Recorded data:
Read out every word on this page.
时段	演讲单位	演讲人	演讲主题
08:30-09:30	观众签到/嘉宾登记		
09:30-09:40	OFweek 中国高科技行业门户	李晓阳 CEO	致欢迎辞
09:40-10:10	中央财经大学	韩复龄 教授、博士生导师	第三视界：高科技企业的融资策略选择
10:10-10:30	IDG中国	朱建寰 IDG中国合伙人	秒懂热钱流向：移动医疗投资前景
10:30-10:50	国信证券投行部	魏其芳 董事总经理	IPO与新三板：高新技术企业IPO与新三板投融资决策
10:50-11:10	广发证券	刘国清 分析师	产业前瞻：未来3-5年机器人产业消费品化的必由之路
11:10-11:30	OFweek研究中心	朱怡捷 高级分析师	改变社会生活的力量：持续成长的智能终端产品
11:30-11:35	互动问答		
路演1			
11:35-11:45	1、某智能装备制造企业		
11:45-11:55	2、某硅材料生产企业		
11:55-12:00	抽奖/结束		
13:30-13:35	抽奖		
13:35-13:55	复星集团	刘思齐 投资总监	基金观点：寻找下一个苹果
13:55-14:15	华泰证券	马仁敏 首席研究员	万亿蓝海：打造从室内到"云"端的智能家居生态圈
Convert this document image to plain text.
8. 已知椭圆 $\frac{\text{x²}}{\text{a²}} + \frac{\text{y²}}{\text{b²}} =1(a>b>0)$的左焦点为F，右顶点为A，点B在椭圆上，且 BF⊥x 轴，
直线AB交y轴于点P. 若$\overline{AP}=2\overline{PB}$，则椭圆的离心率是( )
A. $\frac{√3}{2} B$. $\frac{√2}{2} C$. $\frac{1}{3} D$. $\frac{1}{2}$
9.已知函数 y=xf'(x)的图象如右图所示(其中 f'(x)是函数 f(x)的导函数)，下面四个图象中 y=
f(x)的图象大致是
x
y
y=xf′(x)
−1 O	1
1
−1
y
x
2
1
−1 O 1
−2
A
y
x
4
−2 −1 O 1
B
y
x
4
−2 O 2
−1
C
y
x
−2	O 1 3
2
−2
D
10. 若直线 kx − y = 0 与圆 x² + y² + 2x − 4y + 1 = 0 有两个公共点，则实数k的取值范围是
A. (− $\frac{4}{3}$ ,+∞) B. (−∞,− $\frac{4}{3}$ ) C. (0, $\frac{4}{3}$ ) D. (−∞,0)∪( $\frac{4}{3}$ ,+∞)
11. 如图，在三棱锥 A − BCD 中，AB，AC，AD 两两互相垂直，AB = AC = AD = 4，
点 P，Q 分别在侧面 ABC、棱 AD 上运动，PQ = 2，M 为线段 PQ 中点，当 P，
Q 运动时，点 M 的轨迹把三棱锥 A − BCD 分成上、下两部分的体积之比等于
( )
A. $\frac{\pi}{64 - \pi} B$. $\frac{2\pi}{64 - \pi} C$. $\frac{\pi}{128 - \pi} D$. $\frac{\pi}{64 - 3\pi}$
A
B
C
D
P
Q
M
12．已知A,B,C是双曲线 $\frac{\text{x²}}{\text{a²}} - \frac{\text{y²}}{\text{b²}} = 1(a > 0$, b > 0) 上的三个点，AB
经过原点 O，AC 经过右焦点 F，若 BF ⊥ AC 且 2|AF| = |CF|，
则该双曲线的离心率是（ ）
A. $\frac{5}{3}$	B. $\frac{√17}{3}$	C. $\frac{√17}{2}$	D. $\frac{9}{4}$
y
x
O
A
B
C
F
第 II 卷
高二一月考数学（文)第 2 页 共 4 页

The exercise: Exactly reproduce all of the entries.

Result of this task:
Read out every word on this page.
时段	演讲单位	演讲人	演讲主题
08:30-09:30	观众签到/嘉宾登记		
09:30-09:40	OFweek 中国高科技行业门户	李晓阳 CEO	致欢迎辞
09:40-10:10	中央财经大学	韩复龄 教授、博士生导师	第三视界：高科技企业的融资策略选择
10:10-10:30	IDG中国	朱建寰 IDG中国合伙人	秒懂热钱流向：移动医疗投资前景
10:30-10:50	国信证券投行部	魏其芳 董事总经理	IPO与新三板：高新技术企业IPO与新三板投融资决策
10:50-11:10	广发证券	刘国清 分析师	产业前瞻：未来3-5年机器人产业消费品化的必由之路
11:10-11:30	OFweek研究中心	朱怡捷 高级分析师	改变社会生活的力量：持续成长的智能终端产品
11:30-11:35	互动问答		
路演1			
11:35-11:45	1、某智能装备制造企业		
11:45-11:55	2、某硅材料生产企业		
11:55-12:00	抽奖/结束		
13:30-13:35	抽奖		
13:35-13:55	复星集团	刘思齐 投资总监	基金观点：寻找下一个苹果
13:55-14:15	华泰证券	马仁敏 首席研究员	万亿蓝海：打造从室内到"云"端的智能家居生态圈
Convert this document image to plain text.
8. 已知椭圆 $\frac{\text{x²}}{\text{a²}} + \frac{\text{y²}}{\text{b²}} =1(a>b>0)$的左焦点为F，右顶点为A，点B在椭圆上，且 BF⊥x 轴，
直线AB交y轴于点P. 若$\overline{AP}=2\overline{PB}$，则椭圆的离心率是( )
A. $\frac{√3}{2} B$. $\frac{√2}{2} C$. $\frac{1}{3} D$. $\frac{1}{2}$
9.已知函数 y=xf'(x)的图象如右图所示(其中 f'(x)是函数 f(x)的导函数)，下面四个图象中 y=
f(x)的图象大致是
x
y
y=xf′(x)
−1 O	1
1
−1
y
x
2
1
−1 O 1
−2
A
y
x
4
−2 −1 O 1
B
y
x
4
−2 O 2
−1
C
y
x
−2	O 1 3
2
−2
D
10. 若直线 kx − y = 0 与圆 x² + y² + 2x − 4y + 1 = 0 有两个公共点，则实数k的取值范围是
A. (− $\frac{4}{3}$ ,+∞) B. (−∞,− $\frac{4}{3}$ ) C. (0, $\frac{4}{3}$ ) D. (−∞,0)∪( $\frac{4}{3}$ ,+∞)
11. 如图，在三棱锥 A − BCD 中，AB，AC，AD 两两互相垂直，AB = AC = AD = 4，
点 P，Q 分别在侧面 ABC、棱 AD 上运动，PQ = 2，M 为线段 PQ 中点，当 P，
Q 运动时，点 M 的轨迹把三棱锥 A − BCD 分成上、下两部分的体积之比等于
( )
A. $\frac{\pi}{64 - \pi} B$. $\frac{2\pi}{64 - \pi} C$. $\frac{\pi}{128 - \pi} D$. $\frac{\pi}{64 - 3\pi}$
A
B
C
D
P
Q
M
12．已知A,B,C是双曲线 $\frac{\text{x²}}{\text{a²}} - \frac{\text{y²}}{\text{b²}} = 1(a > 0$, b > 0) 上的三个点，AB
经过原点 O，AC 经过右焦点 F，若 BF ⊥ AC 且 2|AF| = |CF|，
则该双曲线的离心率是（ ）
A. $\frac{5}{3}$	B. $\frac{√17}{3}$	C. $\frac{√17}{2}$	D. $\frac{9}{4}$
y
x
O
A
B
C
F
第 II 卷
高二一月考数学（文)第 2 页 共 4 页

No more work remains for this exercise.